Work required:
Reproduce the records below exactly as they appear, omitting any pictures they contain.

## BEGIN Material shown

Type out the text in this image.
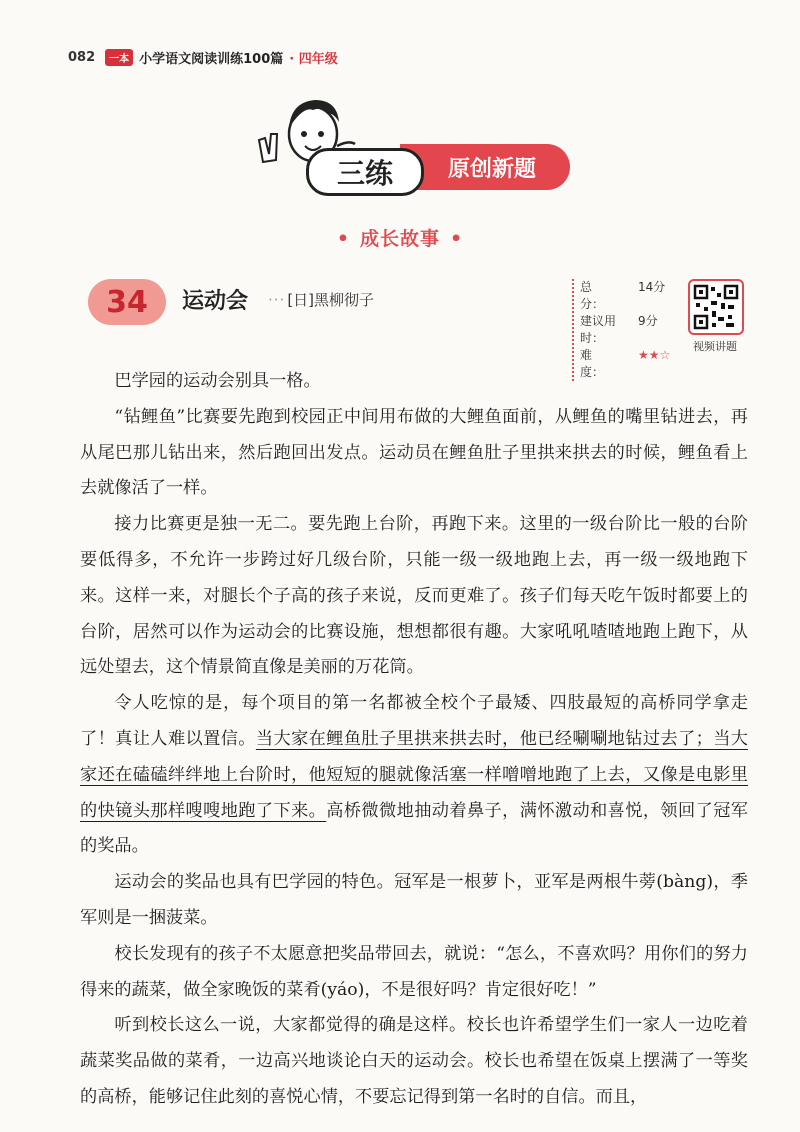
082	一本 小学语文阅读训练100篇 · 四年级
原创新题
三练
• 成长故事 •
34 运动会 ··· [日]黑柳彻子
总　　分：
14分
建议用时：
9分
难　　度：
★★☆
视频讲题

巴学园的运动会别具一格。

“钻鲤鱼”比赛要先跑到校园正中间用布做的大鲤鱼面前，从鲤鱼的嘴里钻进去，再从尾巴那儿钻出来，然后跑回出发点。运动员在鲤鱼肚子里拱来拱去的时候，鲤鱼看上去就像活了一样。

接力比赛更是独一无二。要先跑上台阶，再跑下来。这里的一级台阶比一般的台阶要低得多，不允许一步跨过好几级台阶，只能一级一级地跑上去，再一级一级地跑下来。这样一来，对腿长个子高的孩子来说，反而更难了。孩子们每天吃午饭时都要上的台阶，居然可以作为运动会的比赛设施，想想都很有趣。大家吼吼喳喳地跑上跑下，从远处望去，这个情景简直像是美丽的万花筒。

令人吃惊的是，每个项目的第一名都被全校个子最矮、四肢最短的高桥同学拿走了！真让人难以置信。当大家在鲤鱼肚子里拱来拱去时，他已经唰唰地钻过去了；当大家还在磕磕绊绊地上台阶时，他短短的腿就像活塞一样噌噌地跑了上去，又像是电影里的快镜头那样嗖嗖地跑了下来。高桥微微地抽动着鼻子，满怀激动和喜悦，领回了冠军的奖品。

运动会的奖品也具有巴学园的特色。冠军是一根萝卜，亚军是两根牛蒡(bàng)，季军则是一捆菠菜。

校长发现有的孩子不太愿意把奖品带回去，就说：“怎么，不喜欢吗？用你们的努力得来的蔬菜，做全家晚饭的菜肴(yáo)，不是很好吗？肯定很好吃！”

听到校长这么一说，大家都觉得的确是这样。校长也许希望学生们一家人一边吃着蔬菜奖品做的菜肴，一边高兴地谈论白天的运动会。校长也希望在饭桌上摆满了一等奖的高桥，能够记住此刻的喜悦心情，不要忘记得到第一名时的自信。而且，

## END Material shown

Exercise result:
Type out the text in this image.
082	一本 小学语文阅读训练100篇 · 四年级
原创新题
三练
• 成长故事 •
34 运动会 ··· [日]黑柳彻子
总　　分：
14分
建议用时：
9分
难　　度：
★★☆
视频讲题

巴学园的运动会别具一格。

“钻鲤鱼”比赛要先跑到校园正中间用布做的大鲤鱼面前，从鲤鱼的嘴里钻进去，再从尾巴那儿钻出来，然后跑回出发点。运动员在鲤鱼肚子里拱来拱去的时候，鲤鱼看上去就像活了一样。

接力比赛更是独一无二。要先跑上台阶，再跑下来。这里的一级台阶比一般的台阶要低得多，不允许一步跨过好几级台阶，只能一级一级地跑上去，再一级一级地跑下来。这样一来，对腿长个子高的孩子来说，反而更难了。孩子们每天吃午饭时都要上的台阶，居然可以作为运动会的比赛设施，想想都很有趣。大家吼吼喳喳地跑上跑下，从远处望去，这个情景简直像是美丽的万花筒。

令人吃惊的是，每个项目的第一名都被全校个子最矮、四肢最短的高桥同学拿走了！真让人难以置信。当大家在鲤鱼肚子里拱来拱去时，他已经唰唰地钻过去了；当大家还在磕磕绊绊地上台阶时，他短短的腿就像活塞一样噌噌地跑了上去，又像是电影里的快镜头那样嗖嗖地跑了下来。高桥微微地抽动着鼻子，满怀激动和喜悦，领回了冠军的奖品。

运动会的奖品也具有巴学园的特色。冠军是一根萝卜，亚军是两根牛蒡(bàng)，季军则是一捆菠菜。

校长发现有的孩子不太愿意把奖品带回去，就说：“怎么，不喜欢吗？用你们的努力得来的蔬菜，做全家晚饭的菜肴(yáo)，不是很好吗？肯定很好吃！”

听到校长这么一说，大家都觉得的确是这样。校长也许希望学生们一家人一边吃着蔬菜奖品做的菜肴，一边高兴地谈论白天的运动会。校长也希望在饭桌上摆满了一等奖的高桥，能够记住此刻的喜悦心情，不要忘记得到第一名时的自信。而且，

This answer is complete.